> **Exercise instructions**
Copy these lines out word for word.

Element and coordinate lines

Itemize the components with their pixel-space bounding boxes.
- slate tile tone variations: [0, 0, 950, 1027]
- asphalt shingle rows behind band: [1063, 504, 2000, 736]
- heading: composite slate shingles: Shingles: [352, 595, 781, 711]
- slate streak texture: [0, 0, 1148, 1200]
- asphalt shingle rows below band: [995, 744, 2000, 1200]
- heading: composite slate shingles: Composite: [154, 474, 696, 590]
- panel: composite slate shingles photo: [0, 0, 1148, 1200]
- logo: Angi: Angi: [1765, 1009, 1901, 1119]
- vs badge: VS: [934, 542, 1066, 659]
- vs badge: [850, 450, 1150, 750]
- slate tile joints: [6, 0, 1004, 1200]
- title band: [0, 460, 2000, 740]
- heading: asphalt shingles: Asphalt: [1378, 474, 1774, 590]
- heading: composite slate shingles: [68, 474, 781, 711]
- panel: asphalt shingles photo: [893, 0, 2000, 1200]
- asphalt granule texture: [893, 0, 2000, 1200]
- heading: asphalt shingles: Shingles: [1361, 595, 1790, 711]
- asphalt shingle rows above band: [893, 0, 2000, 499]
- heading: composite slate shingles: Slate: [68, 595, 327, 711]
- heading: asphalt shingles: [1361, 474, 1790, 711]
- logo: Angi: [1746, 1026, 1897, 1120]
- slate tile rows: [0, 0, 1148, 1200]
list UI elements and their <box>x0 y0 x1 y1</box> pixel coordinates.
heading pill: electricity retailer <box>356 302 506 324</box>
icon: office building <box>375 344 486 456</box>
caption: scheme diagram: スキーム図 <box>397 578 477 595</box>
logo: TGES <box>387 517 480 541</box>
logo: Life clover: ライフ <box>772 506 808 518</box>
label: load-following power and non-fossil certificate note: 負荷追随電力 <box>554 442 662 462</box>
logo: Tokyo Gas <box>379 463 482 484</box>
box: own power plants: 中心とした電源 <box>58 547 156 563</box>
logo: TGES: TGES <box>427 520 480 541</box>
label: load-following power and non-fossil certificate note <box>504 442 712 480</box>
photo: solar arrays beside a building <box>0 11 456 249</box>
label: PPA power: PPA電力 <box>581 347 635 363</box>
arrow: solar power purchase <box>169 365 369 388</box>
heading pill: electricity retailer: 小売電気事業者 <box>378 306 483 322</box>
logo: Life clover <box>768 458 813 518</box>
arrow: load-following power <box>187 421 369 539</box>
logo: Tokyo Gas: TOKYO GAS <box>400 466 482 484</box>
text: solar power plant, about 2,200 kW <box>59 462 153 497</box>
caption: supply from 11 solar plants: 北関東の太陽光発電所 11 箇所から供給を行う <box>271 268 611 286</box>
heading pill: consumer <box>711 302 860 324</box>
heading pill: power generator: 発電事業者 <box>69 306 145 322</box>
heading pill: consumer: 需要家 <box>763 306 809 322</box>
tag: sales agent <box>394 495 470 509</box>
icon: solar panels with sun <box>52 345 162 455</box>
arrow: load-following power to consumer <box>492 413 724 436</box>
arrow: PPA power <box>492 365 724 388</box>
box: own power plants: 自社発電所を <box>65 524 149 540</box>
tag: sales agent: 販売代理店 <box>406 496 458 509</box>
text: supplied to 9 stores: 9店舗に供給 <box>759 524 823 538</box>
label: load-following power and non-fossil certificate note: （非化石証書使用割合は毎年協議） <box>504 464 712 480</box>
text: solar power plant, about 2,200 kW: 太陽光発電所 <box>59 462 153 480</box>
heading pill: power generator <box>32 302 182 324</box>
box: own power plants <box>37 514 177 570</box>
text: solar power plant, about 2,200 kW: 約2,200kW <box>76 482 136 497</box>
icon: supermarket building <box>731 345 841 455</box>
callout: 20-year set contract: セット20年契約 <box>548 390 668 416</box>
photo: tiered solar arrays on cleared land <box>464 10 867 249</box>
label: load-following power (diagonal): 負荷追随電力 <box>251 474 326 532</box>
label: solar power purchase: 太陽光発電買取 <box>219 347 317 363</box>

> **Complete output**
Itemize the components with their pixel-space bounding boxes.
- slate tile tone variations: [0, 0, 950, 1027]
- asphalt shingle rows behind band: [1063, 504, 2000, 736]
- heading: composite slate shingles: Shingles: [352, 595, 781, 711]
- slate streak texture: [0, 0, 1148, 1200]
- asphalt shingle rows below band: [995, 744, 2000, 1200]
- heading: composite slate shingles: Composite: [154, 474, 696, 590]
- panel: composite slate shingles photo: [0, 0, 1148, 1200]
- logo: Angi: Angi: [1765, 1009, 1901, 1119]
- vs badge: VS: [934, 542, 1066, 659]
- vs badge: [850, 450, 1150, 750]
- slate tile joints: [6, 0, 1004, 1200]
- title band: [0, 460, 2000, 740]
- heading: asphalt shingles: Asphalt: [1378, 474, 1774, 590]
- heading: composite slate shingles: [68, 474, 781, 711]
- panel: asphalt shingles photo: [893, 0, 2000, 1200]
- asphalt granule texture: [893, 0, 2000, 1200]
- heading: asphalt shingles: Shingles: [1361, 595, 1790, 711]
- asphalt shingle rows above band: [893, 0, 2000, 499]
- heading: composite slate shingles: Slate: [68, 595, 327, 711]
- heading: asphalt shingles: [1361, 474, 1790, 711]
- logo: Angi: [1746, 1026, 1897, 1120]
- slate tile rows: [0, 0, 1148, 1200]
list UI elements and their <box>x0 y0 x1 y1</box> pixel coordinates.
heading pill: electricity retailer <box>356 302 506 324</box>
icon: office building <box>375 344 486 456</box>
caption: scheme diagram: スキーム図 <box>397 578 477 595</box>
logo: TGES <box>387 517 480 541</box>
logo: Life clover: ライフ <box>772 506 808 518</box>
label: load-following power and non-fossil certificate note: 負荷追随電力 <box>554 442 662 462</box>
logo: Tokyo Gas <box>379 463 482 484</box>
box: own power plants: 中心とした電源 <box>58 547 156 563</box>
logo: TGES: TGES <box>427 520 480 541</box>
label: load-following power and non-fossil certificate note <box>504 442 712 480</box>
photo: solar arrays beside a building <box>0 11 456 249</box>
label: PPA power: PPA電力 <box>581 347 635 363</box>
arrow: solar power purchase <box>169 365 369 388</box>
heading pill: electricity retailer: 小売電気事業者 <box>378 306 483 322</box>
logo: Life clover <box>768 458 813 518</box>
arrow: load-following power <box>187 421 369 539</box>
logo: Tokyo Gas: TOKYO GAS <box>400 466 482 484</box>
text: solar power plant, about 2,200 kW <box>59 462 153 497</box>
caption: supply from 11 solar plants: 北関東の太陽光発電所 11 箇所から供給を行う <box>271 268 611 286</box>
heading pill: consumer <box>711 302 860 324</box>
heading pill: power generator: 発電事業者 <box>69 306 145 322</box>
heading pill: consumer: 需要家 <box>763 306 809 322</box>
tag: sales agent <box>394 495 470 509</box>
icon: solar panels with sun <box>52 345 162 455</box>
arrow: load-following power to consumer <box>492 413 724 436</box>
arrow: PPA power <box>492 365 724 388</box>
box: own power plants: 自社発電所を <box>65 524 149 540</box>
tag: sales agent: 販売代理店 <box>406 496 458 509</box>
text: supplied to 9 stores: 9店舗に供給 <box>759 524 823 538</box>
label: load-following power and non-fossil certificate note: （非化石証書使用割合は毎年協議） <box>504 464 712 480</box>
text: solar power plant, about 2,200 kW: 太陽光発電所 <box>59 462 153 480</box>
heading pill: power generator <box>32 302 182 324</box>
box: own power plants <box>37 514 177 570</box>
text: solar power plant, about 2,200 kW: 約2,200kW <box>76 482 136 497</box>
icon: supermarket building <box>731 345 841 455</box>
callout: 20-year set contract: セット20年契約 <box>548 390 668 416</box>
photo: tiered solar arrays on cleared land <box>464 10 867 249</box>
label: load-following power (diagonal): 負荷追随電力 <box>251 474 326 532</box>
label: solar power purchase: 太陽光発電買取 <box>219 347 317 363</box>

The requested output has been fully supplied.